> _Given instruction_
Using the records that follow, copy every line containing the word "text".

> _Stored data_

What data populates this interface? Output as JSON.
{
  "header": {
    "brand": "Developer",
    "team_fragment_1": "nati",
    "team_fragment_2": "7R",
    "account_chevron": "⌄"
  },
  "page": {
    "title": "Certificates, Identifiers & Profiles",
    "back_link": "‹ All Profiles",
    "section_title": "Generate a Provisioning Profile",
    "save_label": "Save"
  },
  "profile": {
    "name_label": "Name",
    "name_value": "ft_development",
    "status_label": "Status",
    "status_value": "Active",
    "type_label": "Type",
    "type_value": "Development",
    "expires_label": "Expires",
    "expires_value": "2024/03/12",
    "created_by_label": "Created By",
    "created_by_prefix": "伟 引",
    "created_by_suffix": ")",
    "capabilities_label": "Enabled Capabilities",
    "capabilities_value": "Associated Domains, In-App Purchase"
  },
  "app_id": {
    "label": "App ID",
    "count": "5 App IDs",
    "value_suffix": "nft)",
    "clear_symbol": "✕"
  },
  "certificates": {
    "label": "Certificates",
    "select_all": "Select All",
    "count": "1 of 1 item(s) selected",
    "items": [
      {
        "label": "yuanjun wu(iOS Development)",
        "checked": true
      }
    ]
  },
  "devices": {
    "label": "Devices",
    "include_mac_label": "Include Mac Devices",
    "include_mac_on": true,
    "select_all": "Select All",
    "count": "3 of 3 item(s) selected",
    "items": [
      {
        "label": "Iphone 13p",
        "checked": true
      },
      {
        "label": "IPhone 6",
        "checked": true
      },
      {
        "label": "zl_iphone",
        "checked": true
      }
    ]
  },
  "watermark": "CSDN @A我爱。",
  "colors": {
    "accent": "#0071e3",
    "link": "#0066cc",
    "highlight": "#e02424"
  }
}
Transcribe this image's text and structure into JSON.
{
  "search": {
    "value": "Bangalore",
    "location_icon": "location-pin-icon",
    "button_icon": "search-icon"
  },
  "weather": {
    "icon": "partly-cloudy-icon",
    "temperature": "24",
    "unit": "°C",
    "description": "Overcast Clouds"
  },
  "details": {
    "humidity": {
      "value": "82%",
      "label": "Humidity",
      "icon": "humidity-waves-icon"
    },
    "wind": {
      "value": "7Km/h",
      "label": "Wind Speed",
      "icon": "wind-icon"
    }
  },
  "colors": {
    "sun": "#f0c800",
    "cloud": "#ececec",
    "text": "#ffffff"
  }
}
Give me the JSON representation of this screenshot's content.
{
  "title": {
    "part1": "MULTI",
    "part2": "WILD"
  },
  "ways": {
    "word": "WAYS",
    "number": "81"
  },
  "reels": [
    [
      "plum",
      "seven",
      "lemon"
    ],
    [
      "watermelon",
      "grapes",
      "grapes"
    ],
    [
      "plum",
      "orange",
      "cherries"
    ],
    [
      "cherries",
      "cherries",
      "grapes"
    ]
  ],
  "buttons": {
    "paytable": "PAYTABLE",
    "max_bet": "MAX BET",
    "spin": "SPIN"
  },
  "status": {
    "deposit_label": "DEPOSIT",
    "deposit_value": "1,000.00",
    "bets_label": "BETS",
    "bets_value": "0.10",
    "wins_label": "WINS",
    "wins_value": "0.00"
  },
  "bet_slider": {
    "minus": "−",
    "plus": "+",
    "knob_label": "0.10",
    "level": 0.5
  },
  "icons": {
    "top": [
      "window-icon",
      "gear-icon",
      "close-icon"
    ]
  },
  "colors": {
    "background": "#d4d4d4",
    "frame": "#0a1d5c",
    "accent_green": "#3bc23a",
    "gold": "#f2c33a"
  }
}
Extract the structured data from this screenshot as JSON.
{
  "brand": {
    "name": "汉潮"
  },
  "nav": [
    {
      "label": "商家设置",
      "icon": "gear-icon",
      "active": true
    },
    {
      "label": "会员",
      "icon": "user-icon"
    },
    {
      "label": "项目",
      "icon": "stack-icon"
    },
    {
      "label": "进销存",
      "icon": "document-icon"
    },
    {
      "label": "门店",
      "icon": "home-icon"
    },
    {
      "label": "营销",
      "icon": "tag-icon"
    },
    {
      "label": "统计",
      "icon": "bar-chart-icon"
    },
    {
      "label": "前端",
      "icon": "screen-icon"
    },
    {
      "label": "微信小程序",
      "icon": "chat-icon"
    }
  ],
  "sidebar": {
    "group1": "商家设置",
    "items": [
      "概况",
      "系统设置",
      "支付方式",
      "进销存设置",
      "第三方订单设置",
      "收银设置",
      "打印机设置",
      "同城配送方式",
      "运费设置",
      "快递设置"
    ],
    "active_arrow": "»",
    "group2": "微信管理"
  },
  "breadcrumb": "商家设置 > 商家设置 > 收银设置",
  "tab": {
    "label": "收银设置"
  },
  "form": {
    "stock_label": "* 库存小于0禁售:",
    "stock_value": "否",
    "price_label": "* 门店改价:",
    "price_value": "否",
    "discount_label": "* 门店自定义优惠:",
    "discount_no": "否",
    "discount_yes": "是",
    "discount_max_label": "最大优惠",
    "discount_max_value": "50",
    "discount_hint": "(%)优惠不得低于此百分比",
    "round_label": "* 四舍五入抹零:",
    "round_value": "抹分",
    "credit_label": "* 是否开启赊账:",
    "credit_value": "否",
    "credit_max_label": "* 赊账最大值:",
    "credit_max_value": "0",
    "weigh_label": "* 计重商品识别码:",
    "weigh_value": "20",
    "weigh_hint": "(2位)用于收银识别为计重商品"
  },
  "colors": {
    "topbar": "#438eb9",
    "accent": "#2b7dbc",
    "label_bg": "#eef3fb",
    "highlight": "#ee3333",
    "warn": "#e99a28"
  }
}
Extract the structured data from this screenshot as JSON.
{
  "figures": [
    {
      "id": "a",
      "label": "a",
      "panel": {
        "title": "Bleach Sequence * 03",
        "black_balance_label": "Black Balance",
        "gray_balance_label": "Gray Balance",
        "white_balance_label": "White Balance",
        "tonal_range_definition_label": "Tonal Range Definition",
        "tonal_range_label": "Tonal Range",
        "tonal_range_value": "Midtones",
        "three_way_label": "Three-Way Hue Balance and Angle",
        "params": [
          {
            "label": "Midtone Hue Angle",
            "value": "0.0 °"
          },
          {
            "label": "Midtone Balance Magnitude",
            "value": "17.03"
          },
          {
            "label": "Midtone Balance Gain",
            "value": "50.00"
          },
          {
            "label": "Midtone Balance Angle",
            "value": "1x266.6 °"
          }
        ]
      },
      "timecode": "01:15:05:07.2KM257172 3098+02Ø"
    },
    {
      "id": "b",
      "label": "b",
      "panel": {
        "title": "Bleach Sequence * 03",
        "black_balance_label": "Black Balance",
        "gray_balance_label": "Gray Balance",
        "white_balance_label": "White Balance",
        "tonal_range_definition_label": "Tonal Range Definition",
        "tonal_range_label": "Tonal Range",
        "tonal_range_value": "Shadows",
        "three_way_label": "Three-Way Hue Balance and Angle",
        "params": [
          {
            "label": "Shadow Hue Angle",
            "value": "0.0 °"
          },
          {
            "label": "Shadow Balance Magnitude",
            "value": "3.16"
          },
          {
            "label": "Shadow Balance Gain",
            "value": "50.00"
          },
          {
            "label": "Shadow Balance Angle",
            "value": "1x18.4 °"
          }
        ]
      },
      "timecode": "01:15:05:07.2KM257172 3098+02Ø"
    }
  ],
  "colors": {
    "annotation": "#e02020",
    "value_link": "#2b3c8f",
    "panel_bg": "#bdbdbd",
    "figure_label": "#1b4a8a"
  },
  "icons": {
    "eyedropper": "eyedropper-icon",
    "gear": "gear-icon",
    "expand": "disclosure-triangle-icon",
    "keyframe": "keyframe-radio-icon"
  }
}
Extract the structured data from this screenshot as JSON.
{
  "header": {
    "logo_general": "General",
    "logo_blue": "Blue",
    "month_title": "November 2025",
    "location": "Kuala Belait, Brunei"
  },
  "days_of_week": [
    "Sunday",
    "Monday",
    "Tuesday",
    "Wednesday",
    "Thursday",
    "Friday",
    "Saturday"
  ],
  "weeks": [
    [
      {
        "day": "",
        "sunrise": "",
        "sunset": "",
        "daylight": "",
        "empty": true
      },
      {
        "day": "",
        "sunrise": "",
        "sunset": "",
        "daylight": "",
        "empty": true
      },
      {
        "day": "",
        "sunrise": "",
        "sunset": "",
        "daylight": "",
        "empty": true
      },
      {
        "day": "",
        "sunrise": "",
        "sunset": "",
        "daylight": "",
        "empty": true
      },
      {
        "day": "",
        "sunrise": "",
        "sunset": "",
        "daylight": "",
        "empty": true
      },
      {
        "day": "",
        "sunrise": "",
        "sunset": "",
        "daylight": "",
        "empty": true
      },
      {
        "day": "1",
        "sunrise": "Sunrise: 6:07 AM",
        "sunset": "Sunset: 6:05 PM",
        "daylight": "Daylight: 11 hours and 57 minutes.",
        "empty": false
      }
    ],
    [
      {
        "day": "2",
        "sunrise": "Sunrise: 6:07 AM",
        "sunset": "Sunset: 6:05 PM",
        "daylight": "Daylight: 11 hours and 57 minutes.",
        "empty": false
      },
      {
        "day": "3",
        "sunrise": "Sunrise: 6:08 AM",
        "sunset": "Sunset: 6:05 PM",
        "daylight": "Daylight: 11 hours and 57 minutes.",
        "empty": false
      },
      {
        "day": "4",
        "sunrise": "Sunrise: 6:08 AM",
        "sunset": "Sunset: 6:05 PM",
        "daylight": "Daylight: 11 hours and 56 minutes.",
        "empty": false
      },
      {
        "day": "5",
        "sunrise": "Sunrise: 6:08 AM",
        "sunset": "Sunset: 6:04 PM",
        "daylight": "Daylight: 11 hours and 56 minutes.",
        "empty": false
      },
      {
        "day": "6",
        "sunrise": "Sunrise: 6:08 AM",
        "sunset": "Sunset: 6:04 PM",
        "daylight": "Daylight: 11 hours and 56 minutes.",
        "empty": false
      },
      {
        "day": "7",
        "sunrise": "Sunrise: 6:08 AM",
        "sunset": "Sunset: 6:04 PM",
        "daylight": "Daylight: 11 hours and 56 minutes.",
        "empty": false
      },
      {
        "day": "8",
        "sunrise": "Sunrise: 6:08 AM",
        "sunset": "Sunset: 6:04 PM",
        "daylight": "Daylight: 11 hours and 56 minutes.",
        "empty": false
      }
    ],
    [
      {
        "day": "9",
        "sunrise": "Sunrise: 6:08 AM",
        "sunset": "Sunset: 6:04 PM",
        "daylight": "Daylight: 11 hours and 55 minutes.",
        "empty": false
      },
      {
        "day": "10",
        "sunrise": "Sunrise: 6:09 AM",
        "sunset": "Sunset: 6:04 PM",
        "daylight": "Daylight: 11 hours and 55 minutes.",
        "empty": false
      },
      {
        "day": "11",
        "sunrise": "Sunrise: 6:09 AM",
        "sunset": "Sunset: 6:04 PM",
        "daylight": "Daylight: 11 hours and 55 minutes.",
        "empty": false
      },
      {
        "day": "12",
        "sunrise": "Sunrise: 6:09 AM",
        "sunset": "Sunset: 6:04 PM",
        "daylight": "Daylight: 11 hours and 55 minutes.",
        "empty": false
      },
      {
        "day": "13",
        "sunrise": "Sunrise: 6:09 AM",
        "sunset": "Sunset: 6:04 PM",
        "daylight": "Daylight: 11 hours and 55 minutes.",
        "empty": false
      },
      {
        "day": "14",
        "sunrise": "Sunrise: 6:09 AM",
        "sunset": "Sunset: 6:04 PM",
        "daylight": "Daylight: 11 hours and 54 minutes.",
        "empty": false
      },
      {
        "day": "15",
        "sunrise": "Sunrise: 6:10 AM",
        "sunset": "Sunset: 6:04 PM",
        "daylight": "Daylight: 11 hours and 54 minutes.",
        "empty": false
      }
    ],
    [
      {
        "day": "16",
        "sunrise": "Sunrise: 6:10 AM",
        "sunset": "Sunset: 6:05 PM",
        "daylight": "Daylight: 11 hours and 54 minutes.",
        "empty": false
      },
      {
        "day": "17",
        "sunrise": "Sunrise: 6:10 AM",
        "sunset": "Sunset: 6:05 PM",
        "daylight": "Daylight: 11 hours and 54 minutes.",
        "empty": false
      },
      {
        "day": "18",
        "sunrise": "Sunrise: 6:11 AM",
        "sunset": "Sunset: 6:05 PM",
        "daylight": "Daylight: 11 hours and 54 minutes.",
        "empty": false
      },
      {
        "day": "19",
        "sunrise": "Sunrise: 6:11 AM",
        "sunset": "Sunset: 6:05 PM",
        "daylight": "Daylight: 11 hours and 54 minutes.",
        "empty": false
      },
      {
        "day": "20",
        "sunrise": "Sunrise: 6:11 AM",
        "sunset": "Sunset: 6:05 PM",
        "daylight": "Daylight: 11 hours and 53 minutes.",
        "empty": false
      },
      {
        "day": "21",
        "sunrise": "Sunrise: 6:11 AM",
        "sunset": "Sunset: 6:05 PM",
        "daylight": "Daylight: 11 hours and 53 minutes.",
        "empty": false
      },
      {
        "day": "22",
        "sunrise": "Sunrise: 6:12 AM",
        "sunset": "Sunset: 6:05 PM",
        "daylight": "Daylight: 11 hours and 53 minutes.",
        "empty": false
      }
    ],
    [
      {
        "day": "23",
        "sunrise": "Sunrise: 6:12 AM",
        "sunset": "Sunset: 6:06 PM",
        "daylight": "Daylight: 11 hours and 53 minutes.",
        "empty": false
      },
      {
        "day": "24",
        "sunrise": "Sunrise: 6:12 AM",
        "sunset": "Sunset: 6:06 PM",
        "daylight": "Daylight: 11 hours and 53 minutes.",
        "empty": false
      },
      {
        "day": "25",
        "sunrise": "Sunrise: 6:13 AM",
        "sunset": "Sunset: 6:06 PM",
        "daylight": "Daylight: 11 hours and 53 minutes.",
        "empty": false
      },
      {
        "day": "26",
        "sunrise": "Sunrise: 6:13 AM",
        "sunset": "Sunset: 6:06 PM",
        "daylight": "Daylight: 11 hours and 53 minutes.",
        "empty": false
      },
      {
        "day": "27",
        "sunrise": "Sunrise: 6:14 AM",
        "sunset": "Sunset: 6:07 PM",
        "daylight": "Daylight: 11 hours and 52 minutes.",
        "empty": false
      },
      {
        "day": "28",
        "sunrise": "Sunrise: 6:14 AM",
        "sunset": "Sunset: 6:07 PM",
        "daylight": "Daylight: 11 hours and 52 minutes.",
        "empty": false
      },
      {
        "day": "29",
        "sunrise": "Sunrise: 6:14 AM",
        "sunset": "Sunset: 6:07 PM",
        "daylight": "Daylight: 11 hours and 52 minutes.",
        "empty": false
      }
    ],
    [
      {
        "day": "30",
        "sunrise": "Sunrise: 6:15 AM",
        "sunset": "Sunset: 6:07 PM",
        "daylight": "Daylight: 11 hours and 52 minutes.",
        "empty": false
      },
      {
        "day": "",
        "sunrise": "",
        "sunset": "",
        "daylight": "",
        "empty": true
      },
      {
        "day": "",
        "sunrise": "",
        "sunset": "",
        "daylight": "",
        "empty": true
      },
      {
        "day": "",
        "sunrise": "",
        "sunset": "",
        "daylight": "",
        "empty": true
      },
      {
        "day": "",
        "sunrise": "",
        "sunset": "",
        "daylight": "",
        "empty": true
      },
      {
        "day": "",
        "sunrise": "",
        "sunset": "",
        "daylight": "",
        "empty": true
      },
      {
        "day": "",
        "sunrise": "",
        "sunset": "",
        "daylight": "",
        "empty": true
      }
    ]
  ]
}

> _Output below_
Transcribe this image's text and structure into JSON.
    "text": "#ffffff"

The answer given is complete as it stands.